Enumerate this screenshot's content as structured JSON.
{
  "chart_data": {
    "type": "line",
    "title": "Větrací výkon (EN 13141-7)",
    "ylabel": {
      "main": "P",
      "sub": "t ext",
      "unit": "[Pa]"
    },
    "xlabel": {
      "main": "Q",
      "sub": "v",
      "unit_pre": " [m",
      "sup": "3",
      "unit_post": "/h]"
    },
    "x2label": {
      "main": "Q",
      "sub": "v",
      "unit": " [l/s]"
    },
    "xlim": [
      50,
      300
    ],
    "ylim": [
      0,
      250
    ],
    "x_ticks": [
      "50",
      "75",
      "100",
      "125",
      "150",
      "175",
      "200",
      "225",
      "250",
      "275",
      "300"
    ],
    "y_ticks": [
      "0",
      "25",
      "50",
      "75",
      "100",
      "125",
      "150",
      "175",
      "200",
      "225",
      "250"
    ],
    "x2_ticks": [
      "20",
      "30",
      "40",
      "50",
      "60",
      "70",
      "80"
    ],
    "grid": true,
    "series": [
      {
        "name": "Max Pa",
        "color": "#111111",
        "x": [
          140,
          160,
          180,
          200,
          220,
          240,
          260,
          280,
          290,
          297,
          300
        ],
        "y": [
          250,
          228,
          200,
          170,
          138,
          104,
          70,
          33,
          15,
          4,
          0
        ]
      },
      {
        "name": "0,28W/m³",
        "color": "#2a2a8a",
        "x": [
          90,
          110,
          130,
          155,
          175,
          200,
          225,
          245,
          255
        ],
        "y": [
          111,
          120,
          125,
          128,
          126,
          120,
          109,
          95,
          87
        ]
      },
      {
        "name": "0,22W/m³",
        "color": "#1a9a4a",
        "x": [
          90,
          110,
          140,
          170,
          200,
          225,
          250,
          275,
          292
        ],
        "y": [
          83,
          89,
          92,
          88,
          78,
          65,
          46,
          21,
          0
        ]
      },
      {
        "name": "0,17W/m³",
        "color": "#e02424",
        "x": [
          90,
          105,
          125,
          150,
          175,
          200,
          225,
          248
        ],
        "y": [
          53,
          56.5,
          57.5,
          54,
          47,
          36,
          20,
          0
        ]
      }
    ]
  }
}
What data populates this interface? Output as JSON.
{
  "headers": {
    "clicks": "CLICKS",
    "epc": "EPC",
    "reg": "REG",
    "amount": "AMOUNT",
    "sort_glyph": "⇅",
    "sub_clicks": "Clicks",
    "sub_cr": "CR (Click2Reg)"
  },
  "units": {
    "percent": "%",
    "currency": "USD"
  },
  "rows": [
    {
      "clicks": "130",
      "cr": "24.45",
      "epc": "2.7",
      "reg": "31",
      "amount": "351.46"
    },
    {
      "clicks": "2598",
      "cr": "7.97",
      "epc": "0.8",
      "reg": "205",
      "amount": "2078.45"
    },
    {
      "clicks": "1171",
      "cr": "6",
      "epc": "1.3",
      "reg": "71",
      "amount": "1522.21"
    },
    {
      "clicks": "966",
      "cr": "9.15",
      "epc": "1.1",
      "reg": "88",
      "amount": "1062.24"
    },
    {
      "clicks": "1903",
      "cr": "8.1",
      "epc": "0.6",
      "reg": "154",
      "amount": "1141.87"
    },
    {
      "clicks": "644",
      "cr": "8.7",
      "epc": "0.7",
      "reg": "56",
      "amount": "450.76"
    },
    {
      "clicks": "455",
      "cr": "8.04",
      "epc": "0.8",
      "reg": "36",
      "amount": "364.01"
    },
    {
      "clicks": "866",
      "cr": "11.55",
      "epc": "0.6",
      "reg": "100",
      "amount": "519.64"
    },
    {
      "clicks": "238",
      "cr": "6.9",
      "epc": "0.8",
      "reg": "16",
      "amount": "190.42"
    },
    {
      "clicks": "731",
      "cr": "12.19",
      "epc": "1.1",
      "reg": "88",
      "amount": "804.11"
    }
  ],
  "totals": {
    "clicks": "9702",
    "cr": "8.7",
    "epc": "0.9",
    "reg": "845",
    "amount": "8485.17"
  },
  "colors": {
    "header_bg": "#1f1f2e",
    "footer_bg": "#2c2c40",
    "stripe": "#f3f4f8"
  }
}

━━━━━━━━━━━━━━━━

» WHAT YOU HAVE TO DO: Extract, word for word, each line of the listing above.

» RESPONSE BELOW:
Enumerate this screenshot's content as structured JSON.
{
  "chart_data": {
    "type": "line",
    "title": "Větrací výkon (EN 13141-7)",
    "ylabel": {
      "main": "P",
      "sub": "t ext",
      "unit": "[Pa]"
    },
    "xlabel": {
      "main": "Q",
      "sub": "v",
      "unit_pre": " [m",
      "sup": "3",
      "unit_post": "/h]"
    },
    "x2label": {
      "main": "Q",
      "sub": "v",
      "unit": " [l/s]"
    },
    "xlim": [
      50,
      300
    ],
    "ylim": [
      0,
      250
    ],
    "x_ticks": [
      "50",
      "75",
      "100",
      "125",
      "150",
      "175",
      "200",
      "225",
      "250",
      "275",
      "300"
    ],
    "y_ticks": [
      "0",
      "25",
      "50",
      "75",
      "100",
      "125",
      "150",
      "175",
      "200",
      "225",
      "250"
    ],
    "x2_ticks": [
      "20",
      "30",
      "40",
      "50",
      "60",
      "70",
      "80"
    ],
    "grid": true,
    "series": [
      {
        "name": "Max Pa",
        "color": "#111111",
        "x": [
          140,
          160,
          180,
          200,
          220,
          240,
          260,
          280,
          290,
          297,
          300
        ],
        "y": [
          250,
          228,
          200,
          170,
          138,
          104,
          70,
          33,
          15,
          4,
          0
        ]
      },
      {
        "name": "0,28W/m³",
        "color": "#2a2a8a",
        "x": [
          90,
          110,
          130,
          155,
          175,
          200,
          225,
          245,
          255
        ],
        "y": [
          111,
          120,
          125,
          128,
          126,
          120,
          109,
          95,
          87
        ]
      },
      {
        "name": "0,22W/m³",
        "color": "#1a9a4a",
        "x": [
          90,
          110,
          140,
          170,
          200,
          225,
          250,
          275,
          292
        ],
        "y": [
          83,
          89,
          92,
          88,
          78,
          65,
          46,
          21,
          0
        ]
      },
      {
        "name": "0,17W/m³",
        "color": "#e02424",
        "x": [
          90,
          105,
          125,
          150,
          175,
          200,
          225,
          248
        ],
        "y": [
          53,
          56.5,
          57.5,
          54,
          47,
          36,
          20,
          0
        ]
      }
    ]
  }
}
What data populates this interface? Output as JSON.
{
  "headers": {
    "clicks": "CLICKS",
    "epc": "EPC",
    "reg": "REG",
    "amount": "AMOUNT",
    "sort_glyph": "⇅",
    "sub_clicks": "Clicks",
    "sub_cr": "CR (Click2Reg)"
  },
  "units": {
    "percent": "%",
    "currency": "USD"
  },
  "rows": [
    {
      "clicks": "130",
      "cr": "24.45",
      "epc": "2.7",
      "reg": "31",
      "amount": "351.46"
    },
    {
      "clicks": "2598",
      "cr": "7.97",
      "epc": "0.8",
      "reg": "205",
      "amount": "2078.45"
    },
    {
      "clicks": "1171",
      "cr": "6",
      "epc": "1.3",
      "reg": "71",
      "amount": "1522.21"
    },
    {
      "clicks": "966",
      "cr": "9.15",
      "epc": "1.1",
      "reg": "88",
      "amount": "1062.24"
    },
    {
      "clicks": "1903",
      "cr": "8.1",
      "epc": "0.6",
      "reg": "154",
      "amount": "1141.87"
    },
    {
      "clicks": "644",
      "cr": "8.7",
      "epc": "0.7",
      "reg": "56",
      "amount": "450.76"
    },
    {
      "clicks": "455",
      "cr": "8.04",
      "epc": "0.8",
      "reg": "36",
      "amount": "364.01"
    },
    {
      "clicks": "866",
      "cr": "11.55",
      "epc": "0.6",
      "reg": "100",
      "amount": "519.64"
    },
    {
      "clicks": "238",
      "cr": "6.9",
      "epc": "0.8",
      "reg": "16",
      "amount": "190.42"
    },
    {
      "clicks": "731",
      "cr": "12.19",
      "epc": "1.1",
      "reg": "88",
      "amount": "804.11"
    }
  ],
  "totals": {
    "clicks": "9702",
    "cr": "8.7",
    "epc": "0.9",
    "reg": "845",
    "amount": "8485.17"
  },
  "colors": {
    "header_bg": "#1f1f2e",
    "footer_bg": "#2c2c40",
    "stripe": "#f3f4f8"
  }
}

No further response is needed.